--- Direction 1 ---
In the passage on the Wulaia massacre, whom did the committee believe most likely responsible for the killings?
--- Direction 2 ---
Retype the passage on the Wulaia massacre word for word, starting at "The Colonial Office" and ending at "rights of Kings'.".
--- Direction 3 ---
Write what comes next in the passage on the Wulaia massacre, picking up after its final sentence.

--- Source passage ---
┏━━

Stirling went on to address the frequently heard accusation that insufficient precaution had been taken by the men on the day of the massacre, but said that this could only have arisen because captain, catechist and crew had been confident of the friendliness of the people at Wulaia. As to the actual causes of the massacre, the committee believed they had been ‘sought within too narrow a limit, such that consequently mere incidental circumstances have been invested with a fictitious importance, and have been magnified so as to assume the character of primary causes'. As reluctant as they claimed to be to apportion blame, they felt that, despite Alfred Coles's assertion that Jemmy was the culprit, those responsible were most likely the Oens-men who had flooded the area and whom Jemmy had accused.

In the Society's opinion the Fuegians of Wulaia were almost certainly accessories to the attack and to the subsequent plunder: ‘In the excitement of the attack it would have been remarkable if men, who knew little of the restraints of Christian civilisation, should have wholly abstained from acts of violence.' Nevertheless the governor had acted correctly in repressing the feelings of revenge that had boiled over in Stanley, but Stirling hoped that the government would send a warship to patrol the channels of Tierra del Fuego as an occasional show of force and would also lift the prohibition on Indians going to Keppel Island.

*   *   *

The Colonial Office received a further barrage of letters from William Parker Snow. Just five days after the colonial secretary, the Duke of Newcastle, heard of the deaths, on 9 May, Snow was writing with the scent of victory in his nostrils and, as he said, in the character of a person ‘having the rights of Kings'.

┗━━

Image layout annotations

┏━━

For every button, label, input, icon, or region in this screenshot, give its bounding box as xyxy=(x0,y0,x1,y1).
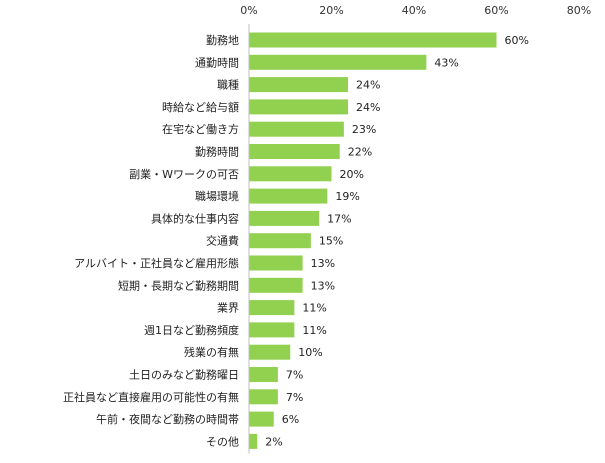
category-label: 残業の有無 xyxy=(184,345,239,359)
value-label: 17% xyxy=(327,212,351,225)
value-label: 2% xyxy=(265,435,282,448)
value-label: 7% xyxy=(286,369,303,382)
category-label: 通勤時間 xyxy=(195,56,239,69)
bar xyxy=(249,367,278,382)
bar xyxy=(249,344,291,360)
bar xyxy=(249,77,348,93)
bar xyxy=(249,144,340,159)
value-label: 20% xyxy=(340,168,364,181)
value-label: 24% xyxy=(356,101,380,114)
bar xyxy=(249,389,278,405)
bar xyxy=(249,188,328,204)
value-label: 15% xyxy=(319,235,343,248)
value-labels: 60% 43% 24% 24% 23% 22% 20% 19% 17% 15% 13% 13% 11% 1… xyxy=(265,34,529,448)
value-label: 10% xyxy=(298,346,322,359)
category-label: 勤務時間 xyxy=(195,145,239,159)
category-label: 勤務地 xyxy=(206,33,239,47)
x-tick-label: 80% xyxy=(567,4,591,17)
x-tick-label: 60% xyxy=(484,4,508,17)
bar xyxy=(249,433,258,449)
value-label: 13% xyxy=(311,279,335,292)
value-label: 60% xyxy=(505,34,529,47)
bar xyxy=(249,121,344,137)
category-label: 具体的な仕事内容 xyxy=(151,211,239,225)
bar xyxy=(249,277,303,293)
category-label: 職種 xyxy=(217,78,239,92)
bar xyxy=(249,32,497,48)
x-tick-label: 20% xyxy=(319,4,343,17)
value-label: 7% xyxy=(286,391,303,404)
value-label: 22% xyxy=(348,146,372,159)
category-label: 副業・Wワークの可否 xyxy=(129,168,239,181)
category-label: 時給など給与額 xyxy=(162,100,239,114)
bar xyxy=(249,300,295,316)
category-labels: 勤務地通勤時間職種時給など給与額在宅など働き方勤務時間副業・Wワークの可否職場環… xyxy=(63,33,239,448)
category-label: 業界 xyxy=(217,302,239,315)
category-label: 在宅など働き方 xyxy=(162,122,239,136)
bar xyxy=(249,255,303,271)
category-label: 職場環境 xyxy=(195,189,239,203)
x-tick-label: 40% xyxy=(402,4,426,17)
bar xyxy=(249,54,427,70)
category-label: 正社員など直接雇用の可能性の有無 xyxy=(63,390,239,404)
bars xyxy=(249,32,497,449)
category-label: 短期・長期など勤務期間 xyxy=(118,278,239,292)
category-label: 交通費 xyxy=(206,234,239,248)
category-label: 土日のみなど勤務曜日 xyxy=(129,368,239,382)
value-label: 11% xyxy=(302,324,326,337)
value-label: 13% xyxy=(311,257,335,270)
value-label: 24% xyxy=(356,79,380,92)
category-label: アルバイト・正社員など雇用形態 xyxy=(74,256,239,270)
bar xyxy=(249,322,295,338)
bar xyxy=(249,210,320,226)
category-label: その他 xyxy=(206,435,239,448)
bar xyxy=(249,233,311,249)
value-label: 19% xyxy=(335,190,359,203)
value-label: 23% xyxy=(352,123,376,136)
value-label: 11% xyxy=(302,302,326,315)
bar xyxy=(249,411,274,427)
value-label: 43% xyxy=(434,56,458,69)
x-tick-label: 0% xyxy=(240,4,257,17)
bar xyxy=(249,166,332,182)
category-label: 週1日など勤務頻度 xyxy=(144,323,239,337)
bar xyxy=(249,99,348,115)
x-axis-ticks: 0% 20% 40% 60% 80% xyxy=(240,4,591,17)
value-label: 6% xyxy=(282,413,299,426)
category-label: 午前・夜間など勤務の時間帯 xyxy=(96,412,239,426)
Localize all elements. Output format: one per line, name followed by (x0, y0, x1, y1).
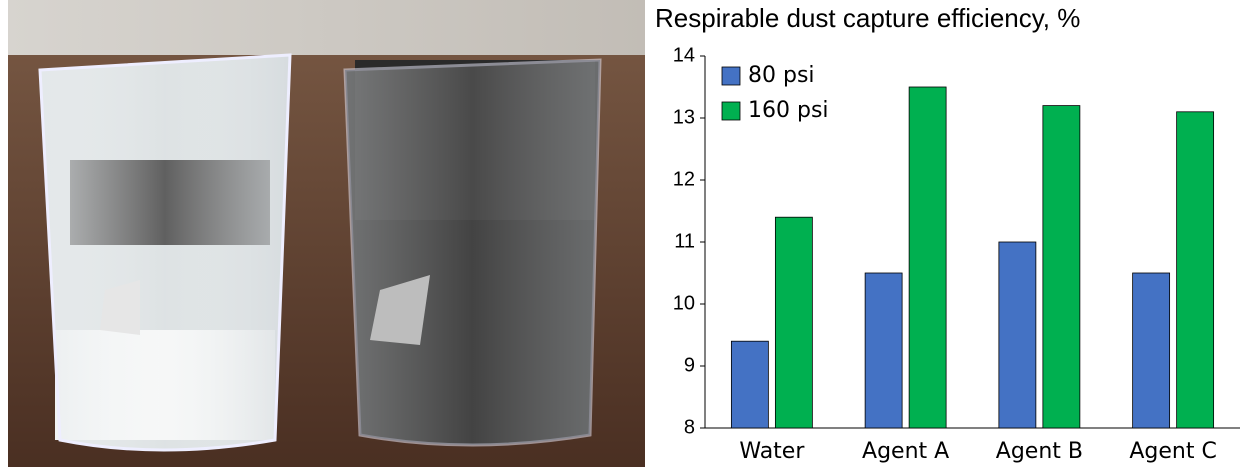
chart: Respirable dust capture efficiency, % (655, 3, 1240, 429)
legend-swatch (721, 101, 741, 121)
bar (1132, 272, 1171, 429)
bar (1176, 111, 1215, 429)
y-tick-label: 12 (673, 168, 695, 190)
x-tick-label: Agent A (862, 439, 949, 464)
x-tick-label: Water (739, 439, 805, 464)
legend-swatch (721, 66, 741, 86)
legend-label: 80 psi (748, 63, 815, 88)
bar (1042, 105, 1081, 429)
bar (998, 241, 1037, 429)
bar (864, 272, 903, 429)
y-tick-label: 8 (684, 416, 695, 438)
y-tick-label: 10 (673, 292, 695, 314)
x-tick-label: Agent C (1129, 439, 1216, 464)
bar (908, 86, 947, 429)
chart-title: Respirable dust capture efficiency, % (655, 3, 1080, 33)
legend-label: 160 psi (748, 98, 829, 123)
y-tick-label: 13 (673, 106, 695, 128)
x-tick-label: Agent B (996, 439, 1083, 464)
y-tick-label: 11 (674, 230, 695, 252)
bar (730, 340, 769, 429)
bar (774, 216, 813, 429)
y-tick-label: 9 (684, 354, 695, 376)
photo (8, 0, 645, 467)
y-tick-label: 14 (673, 44, 695, 66)
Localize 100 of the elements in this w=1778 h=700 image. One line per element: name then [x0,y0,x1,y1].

┗━━

--- Written reply 1 ---
The Oens-men who had flooded the area and whom Jemmy had accused.

--- Written reply 2 ---
The Colonial Office received a further barrage of letters from William Parker Snow. Just five days after the colonial secretary, the Duke of Newcastle, heard of the deaths, on 9 May, Snow was writing with the scent of victory in his nostrils and, as he said, in the character of a person ‘having the rights of Kings'.

--- Written reply 3 ---
A fearful massacre of a whole ship's Company has taken place. I foretold it: I warned the authorities; I pointed it out to the Government at home; and I entreated for interference to prevent the natives being taken away by those men who under the name of ‘Missionaries' were reckless of consequences so long as they could carry on the system and thus obtain money from an easy public. I offered to clearly prove that the whole plan was not only deceptive but dangerous to others as well as to the poor subordinates engaged in it. But my voice was of course unheeded. The result is now seen!

Once again Snow spelled out what he had been through, what he had predicted and how he had been ignored. Yet again he demanded an inquiry and insisted that the authorities at Port Stanley be punished for their handling of his misfortune and the corruption that permeated their dealings. In private the officers of the Colonial Office agreed. A minute appended to one of Snow's letters on 11 May read, ‘It cannot be denied that Mr Snow has a sort of triumph. He foretold sad consequences from the course of this mission and his predictions have been verified. There is something moving in his earnestness…' Another minute exposed the quandary that the department found itself in:

The difficulty is to know what Mr Snow wishes to be done. A great calamity has happened, – the worst of his prophecies of evil has been fulfilled, – and it really seems, by some of the latest evidence, as if a new addition has been made to the instances in which religious zeal has lately taken the shape of kidnapping. But granting all this, what is it that this Department can do?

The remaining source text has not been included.